## Instruction
Locate and copy all lines bearing the word "消防产品质量合格证明文件".

---- Task data

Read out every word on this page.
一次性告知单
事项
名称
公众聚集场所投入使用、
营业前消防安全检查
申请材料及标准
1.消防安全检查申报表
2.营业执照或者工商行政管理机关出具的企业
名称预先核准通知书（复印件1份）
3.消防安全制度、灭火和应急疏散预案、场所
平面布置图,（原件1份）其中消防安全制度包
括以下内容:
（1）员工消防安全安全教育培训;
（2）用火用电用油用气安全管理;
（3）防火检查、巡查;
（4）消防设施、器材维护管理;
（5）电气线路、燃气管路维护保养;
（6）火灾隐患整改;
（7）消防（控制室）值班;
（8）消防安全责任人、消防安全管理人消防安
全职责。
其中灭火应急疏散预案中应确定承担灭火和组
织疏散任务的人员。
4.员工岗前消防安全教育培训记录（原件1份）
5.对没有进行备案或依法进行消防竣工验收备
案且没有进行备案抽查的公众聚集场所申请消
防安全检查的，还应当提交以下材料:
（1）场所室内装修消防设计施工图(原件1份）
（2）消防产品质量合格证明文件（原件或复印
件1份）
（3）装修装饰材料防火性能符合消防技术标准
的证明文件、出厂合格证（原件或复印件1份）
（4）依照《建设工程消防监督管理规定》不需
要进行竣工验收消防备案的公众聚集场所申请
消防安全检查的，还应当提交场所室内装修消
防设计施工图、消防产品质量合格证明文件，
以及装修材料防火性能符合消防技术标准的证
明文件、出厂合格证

--------

## Written answer
（2）消防产品质量合格证明文件（原件或复印
防设计施工图、消防产品质量合格证明文件，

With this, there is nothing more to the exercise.